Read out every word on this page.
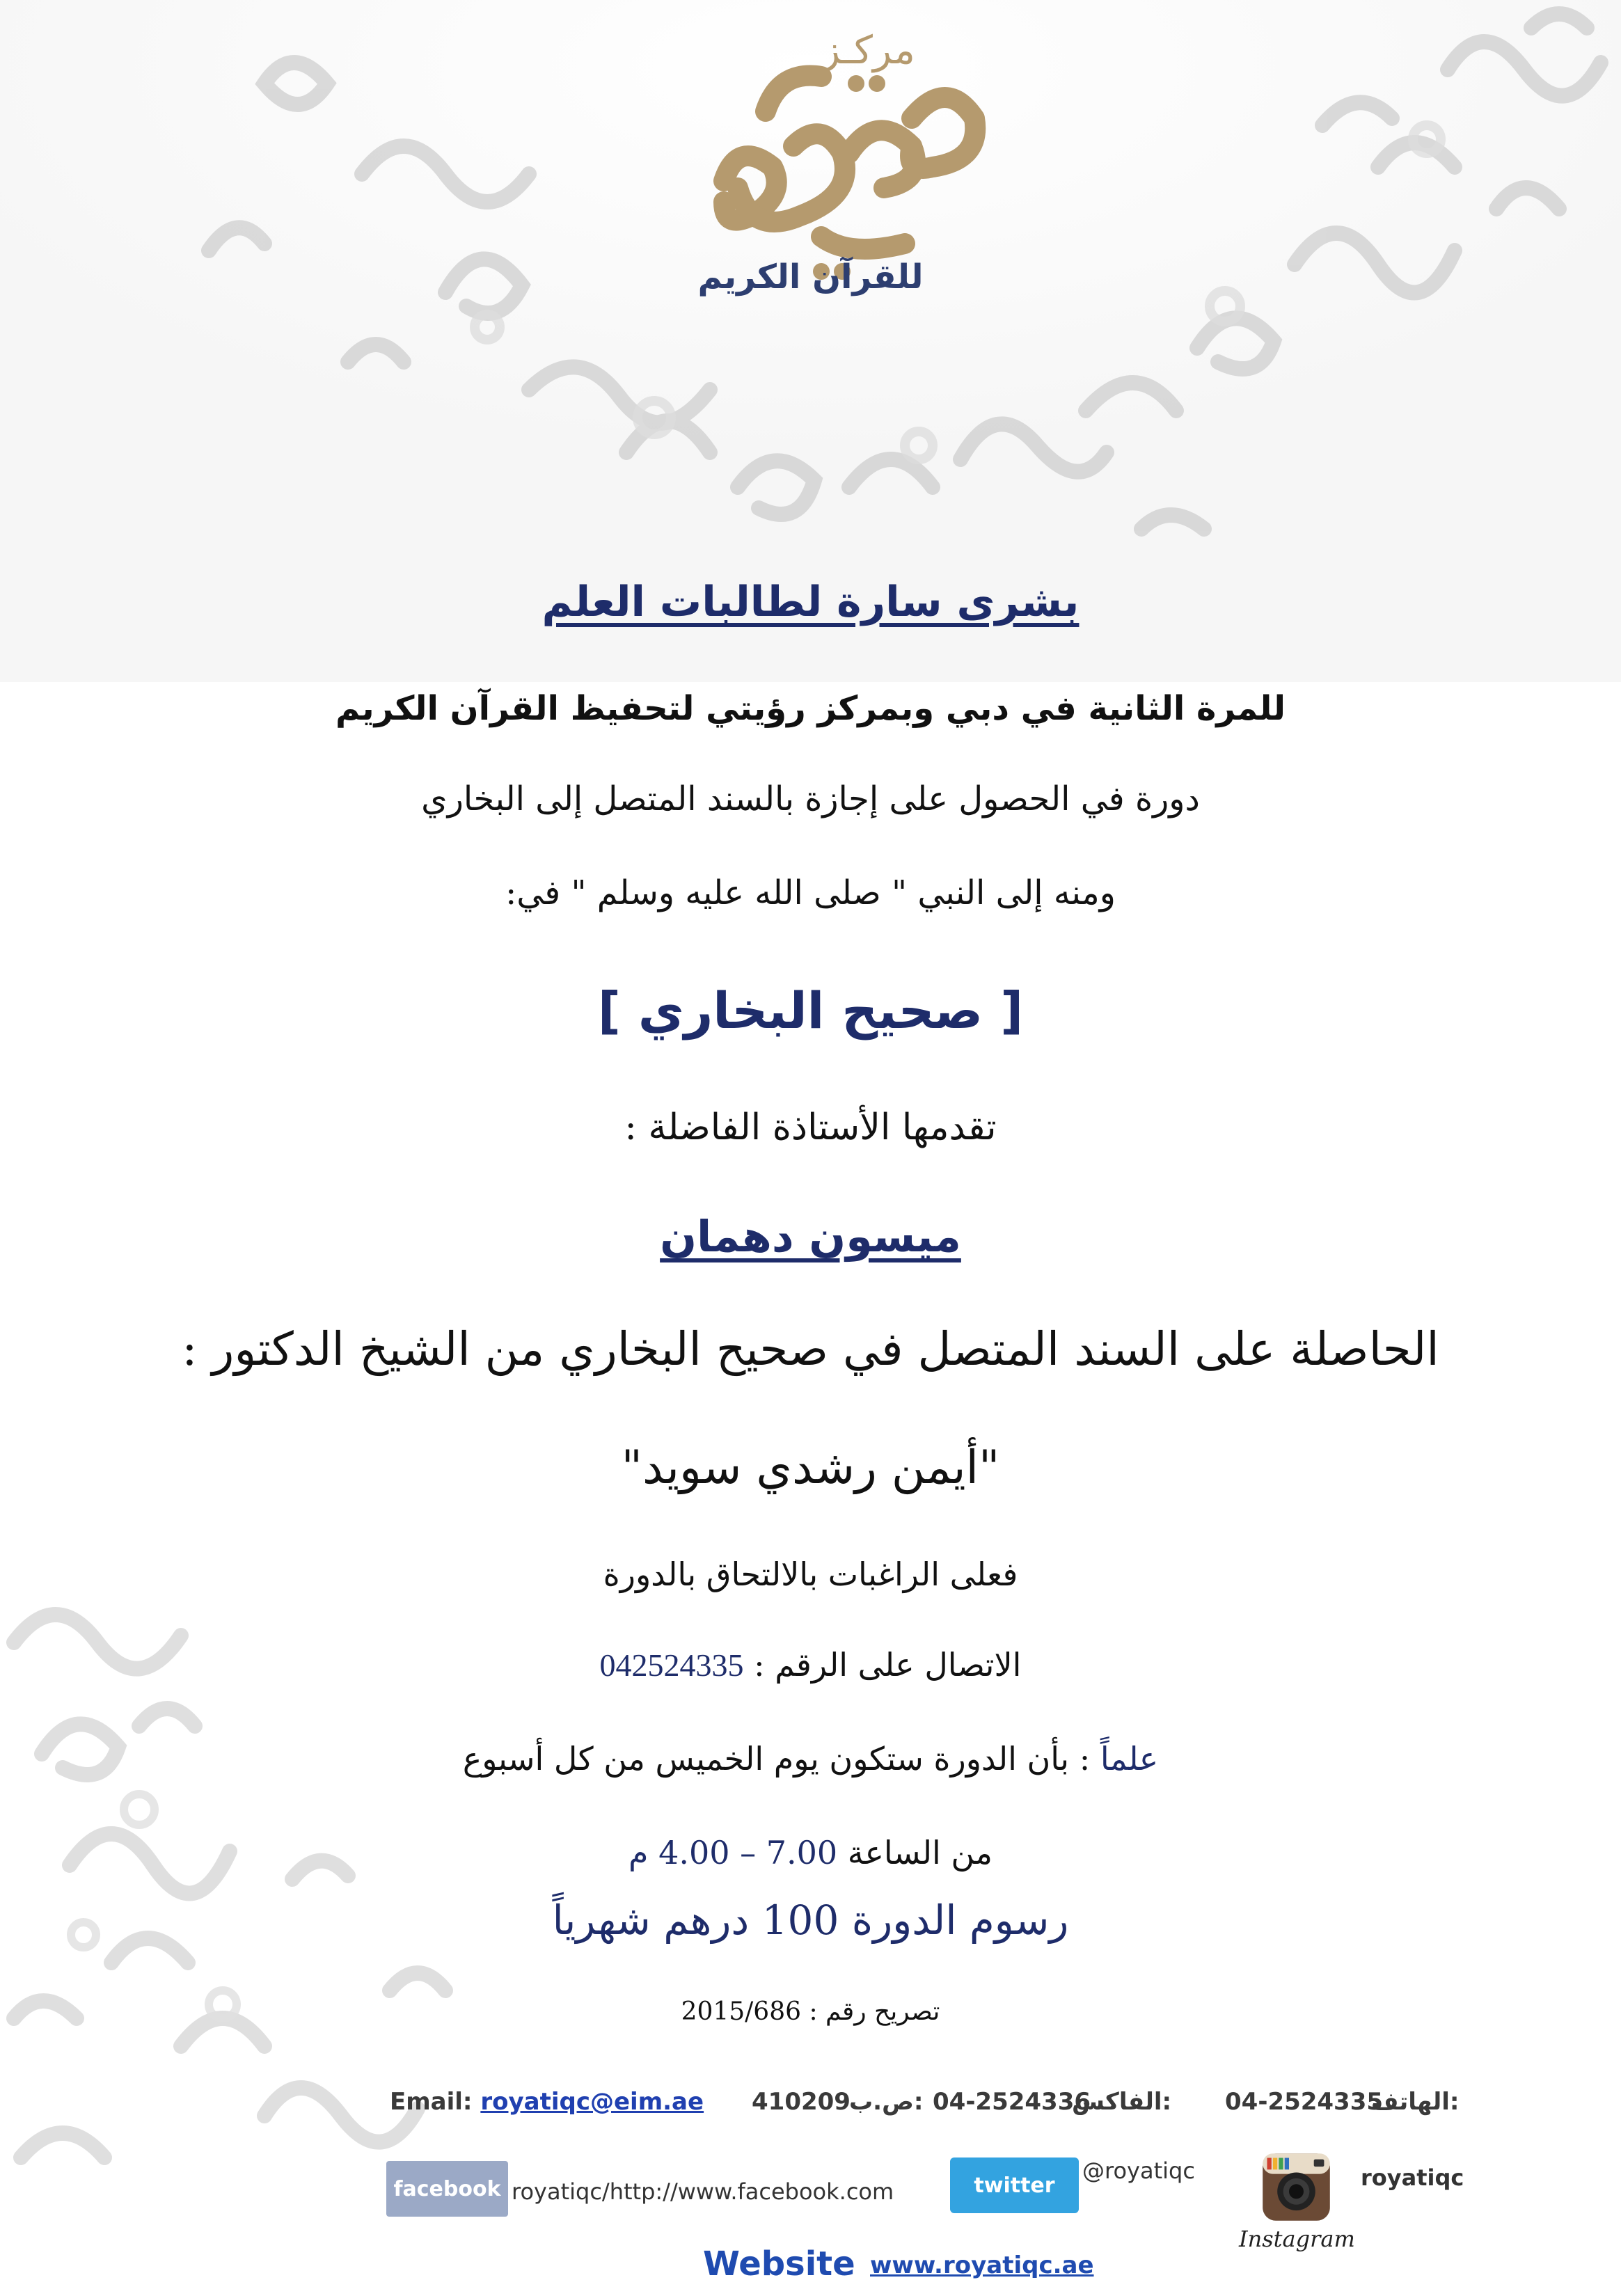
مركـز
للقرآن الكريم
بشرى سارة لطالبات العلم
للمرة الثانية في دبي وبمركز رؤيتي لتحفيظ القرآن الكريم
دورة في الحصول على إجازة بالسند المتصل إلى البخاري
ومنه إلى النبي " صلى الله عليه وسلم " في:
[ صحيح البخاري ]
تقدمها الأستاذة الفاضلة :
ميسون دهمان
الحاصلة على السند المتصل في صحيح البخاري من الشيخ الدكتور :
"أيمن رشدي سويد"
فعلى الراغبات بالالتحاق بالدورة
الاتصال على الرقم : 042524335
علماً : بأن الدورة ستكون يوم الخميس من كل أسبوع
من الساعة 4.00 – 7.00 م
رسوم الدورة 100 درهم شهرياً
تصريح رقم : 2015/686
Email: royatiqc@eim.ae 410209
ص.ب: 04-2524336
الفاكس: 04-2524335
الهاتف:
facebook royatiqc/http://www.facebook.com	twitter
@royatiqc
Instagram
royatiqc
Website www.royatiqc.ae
...
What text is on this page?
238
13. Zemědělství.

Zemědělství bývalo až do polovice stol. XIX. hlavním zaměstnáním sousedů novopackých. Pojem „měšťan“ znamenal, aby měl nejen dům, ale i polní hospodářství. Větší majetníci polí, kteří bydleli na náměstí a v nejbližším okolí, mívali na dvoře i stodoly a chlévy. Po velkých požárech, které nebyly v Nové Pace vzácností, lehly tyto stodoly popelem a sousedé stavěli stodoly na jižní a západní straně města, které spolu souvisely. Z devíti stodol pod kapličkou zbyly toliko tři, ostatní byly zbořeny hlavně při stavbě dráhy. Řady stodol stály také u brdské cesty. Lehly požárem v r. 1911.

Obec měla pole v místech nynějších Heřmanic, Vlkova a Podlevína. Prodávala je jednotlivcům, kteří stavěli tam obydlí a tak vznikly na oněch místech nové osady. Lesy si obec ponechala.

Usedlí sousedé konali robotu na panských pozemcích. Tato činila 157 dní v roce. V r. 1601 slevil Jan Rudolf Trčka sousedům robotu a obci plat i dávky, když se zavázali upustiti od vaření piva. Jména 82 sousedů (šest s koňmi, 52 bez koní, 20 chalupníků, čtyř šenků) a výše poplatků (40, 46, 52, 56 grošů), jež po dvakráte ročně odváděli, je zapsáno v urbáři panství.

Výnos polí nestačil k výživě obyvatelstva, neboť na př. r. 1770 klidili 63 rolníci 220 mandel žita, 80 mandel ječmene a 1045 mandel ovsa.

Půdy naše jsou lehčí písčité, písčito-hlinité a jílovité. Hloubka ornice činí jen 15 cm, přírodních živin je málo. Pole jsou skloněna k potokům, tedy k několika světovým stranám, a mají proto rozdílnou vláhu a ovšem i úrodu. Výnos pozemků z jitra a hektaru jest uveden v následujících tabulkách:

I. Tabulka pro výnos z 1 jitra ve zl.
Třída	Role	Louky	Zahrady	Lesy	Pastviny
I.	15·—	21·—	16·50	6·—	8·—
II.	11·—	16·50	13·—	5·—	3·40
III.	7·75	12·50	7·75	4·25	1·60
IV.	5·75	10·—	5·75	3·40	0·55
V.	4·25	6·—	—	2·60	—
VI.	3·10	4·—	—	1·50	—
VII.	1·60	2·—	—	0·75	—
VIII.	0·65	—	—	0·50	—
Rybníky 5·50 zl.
* * *
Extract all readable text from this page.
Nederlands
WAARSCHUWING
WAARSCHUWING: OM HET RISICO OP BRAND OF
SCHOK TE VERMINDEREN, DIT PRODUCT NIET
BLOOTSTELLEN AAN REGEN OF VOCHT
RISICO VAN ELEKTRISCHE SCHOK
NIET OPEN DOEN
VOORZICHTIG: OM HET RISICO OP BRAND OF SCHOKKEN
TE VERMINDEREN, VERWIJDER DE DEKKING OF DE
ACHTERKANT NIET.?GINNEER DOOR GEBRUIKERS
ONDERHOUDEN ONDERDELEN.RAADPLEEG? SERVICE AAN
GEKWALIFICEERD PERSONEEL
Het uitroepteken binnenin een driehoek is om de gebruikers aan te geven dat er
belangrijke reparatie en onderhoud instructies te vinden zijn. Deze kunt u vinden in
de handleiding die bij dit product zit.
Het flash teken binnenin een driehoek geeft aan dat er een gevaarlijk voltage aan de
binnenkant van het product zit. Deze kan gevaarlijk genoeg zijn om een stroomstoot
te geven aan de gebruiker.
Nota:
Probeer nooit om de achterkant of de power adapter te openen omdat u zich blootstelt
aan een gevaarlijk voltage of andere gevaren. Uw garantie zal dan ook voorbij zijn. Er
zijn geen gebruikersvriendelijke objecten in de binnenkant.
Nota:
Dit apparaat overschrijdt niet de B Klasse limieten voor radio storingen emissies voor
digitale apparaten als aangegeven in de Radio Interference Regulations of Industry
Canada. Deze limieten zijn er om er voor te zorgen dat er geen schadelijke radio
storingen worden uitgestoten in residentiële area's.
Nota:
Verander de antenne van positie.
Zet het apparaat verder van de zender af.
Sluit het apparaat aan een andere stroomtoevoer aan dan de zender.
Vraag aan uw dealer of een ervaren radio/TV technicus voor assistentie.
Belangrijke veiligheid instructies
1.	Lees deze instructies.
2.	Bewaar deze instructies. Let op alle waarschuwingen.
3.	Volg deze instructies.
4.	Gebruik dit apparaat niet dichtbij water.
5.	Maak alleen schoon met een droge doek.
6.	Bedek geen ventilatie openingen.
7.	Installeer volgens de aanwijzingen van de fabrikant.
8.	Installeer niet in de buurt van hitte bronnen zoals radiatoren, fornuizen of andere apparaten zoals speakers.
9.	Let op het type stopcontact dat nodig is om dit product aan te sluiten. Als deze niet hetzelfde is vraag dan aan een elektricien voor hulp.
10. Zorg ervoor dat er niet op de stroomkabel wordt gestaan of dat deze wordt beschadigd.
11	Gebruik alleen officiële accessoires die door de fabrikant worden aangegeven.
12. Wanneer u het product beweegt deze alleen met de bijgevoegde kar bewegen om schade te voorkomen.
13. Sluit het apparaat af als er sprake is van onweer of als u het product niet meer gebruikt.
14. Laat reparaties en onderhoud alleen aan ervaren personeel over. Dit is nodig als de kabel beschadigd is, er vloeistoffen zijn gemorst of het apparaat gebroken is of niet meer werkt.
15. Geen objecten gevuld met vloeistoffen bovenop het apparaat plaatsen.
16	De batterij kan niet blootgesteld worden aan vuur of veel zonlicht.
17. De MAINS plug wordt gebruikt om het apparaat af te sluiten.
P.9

# What you need to do:
List all lines where "RISICO" occurs.

# Answer to the problem:
WAARSCHUWING: OM HET RISICO OP BRAND OF
RISICO VAN ELEKTRISCHE SCHOK
VOORZICHTIG: OM HET RISICO OP BRAND OF SCHOKKEN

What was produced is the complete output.